# start of Material provided
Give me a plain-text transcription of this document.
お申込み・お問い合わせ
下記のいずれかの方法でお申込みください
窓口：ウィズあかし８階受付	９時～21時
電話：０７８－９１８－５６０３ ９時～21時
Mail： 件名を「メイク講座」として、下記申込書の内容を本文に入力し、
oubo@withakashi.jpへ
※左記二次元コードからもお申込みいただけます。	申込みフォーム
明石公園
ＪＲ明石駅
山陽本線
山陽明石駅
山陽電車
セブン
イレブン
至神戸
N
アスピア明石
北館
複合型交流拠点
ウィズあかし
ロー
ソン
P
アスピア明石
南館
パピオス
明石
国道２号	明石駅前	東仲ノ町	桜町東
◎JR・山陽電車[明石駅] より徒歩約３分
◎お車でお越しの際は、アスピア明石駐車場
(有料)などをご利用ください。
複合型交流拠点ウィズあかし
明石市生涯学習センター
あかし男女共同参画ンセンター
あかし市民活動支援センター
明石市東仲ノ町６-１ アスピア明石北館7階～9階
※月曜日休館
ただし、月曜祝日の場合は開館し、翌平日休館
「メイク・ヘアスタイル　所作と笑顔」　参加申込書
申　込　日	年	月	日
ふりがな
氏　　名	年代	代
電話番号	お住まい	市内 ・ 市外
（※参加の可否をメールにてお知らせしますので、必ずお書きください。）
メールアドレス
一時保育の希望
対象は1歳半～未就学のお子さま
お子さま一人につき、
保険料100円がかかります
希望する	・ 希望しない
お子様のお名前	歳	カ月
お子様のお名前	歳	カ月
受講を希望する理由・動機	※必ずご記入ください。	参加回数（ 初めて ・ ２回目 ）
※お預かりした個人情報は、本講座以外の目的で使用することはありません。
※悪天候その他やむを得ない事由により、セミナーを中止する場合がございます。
# end of Material provided
Copy out the data shown above without altering anything.

Give me a plain-text transcription of this document.
お申込み・お問い合わせ
下記のいずれかの方法でお申込みください
窓口：ウィズあかし８階受付	９時～21時
電話：０７８－９１８－５６０３ ９時～21時
Mail： 件名を「メイク講座」として、下記申込書の内容を本文に入力し、
oubo@withakashi.jpへ
※左記二次元コードからもお申込みいただけます。	申込みフォーム
明石公園
ＪＲ明石駅
山陽本線
山陽明石駅
山陽電車
セブン
イレブン
至神戸
N
アスピア明石
北館
複合型交流拠点
ウィズあかし
ロー
ソン
P
アスピア明石
南館
パピオス
明石
国道２号	明石駅前	東仲ノ町	桜町東
◎JR・山陽電車[明石駅] より徒歩約３分
◎お車でお越しの際は、アスピア明石駐車場
(有料)などをご利用ください。
複合型交流拠点ウィズあかし
明石市生涯学習センター
あかし男女共同参画ンセンター
あかし市民活動支援センター
明石市東仲ノ町６-１ アスピア明石北館7階～9階
※月曜日休館
ただし、月曜祝日の場合は開館し、翌平日休館
「メイク・ヘアスタイル　所作と笑顔」　参加申込書
申　込　日	年	月	日
ふりがな
氏　　名	年代	代
電話番号	お住まい	市内 ・ 市外
（※参加の可否をメールにてお知らせしますので、必ずお書きください。）
メールアドレス
一時保育の希望
対象は1歳半～未就学のお子さま
お子さま一人につき、
保険料100円がかかります
希望する	・ 希望しない
お子様のお名前	歳	カ月
お子様のお名前	歳	カ月
受講を希望する理由・動機	※必ずご記入ください。	参加回数（ 初めて ・ ２回目 ）
※お預かりした個人情報は、本講座以外の目的で使用することはありません。
※悪天候その他やむを得ない事由により、セミナーを中止する場合がございます。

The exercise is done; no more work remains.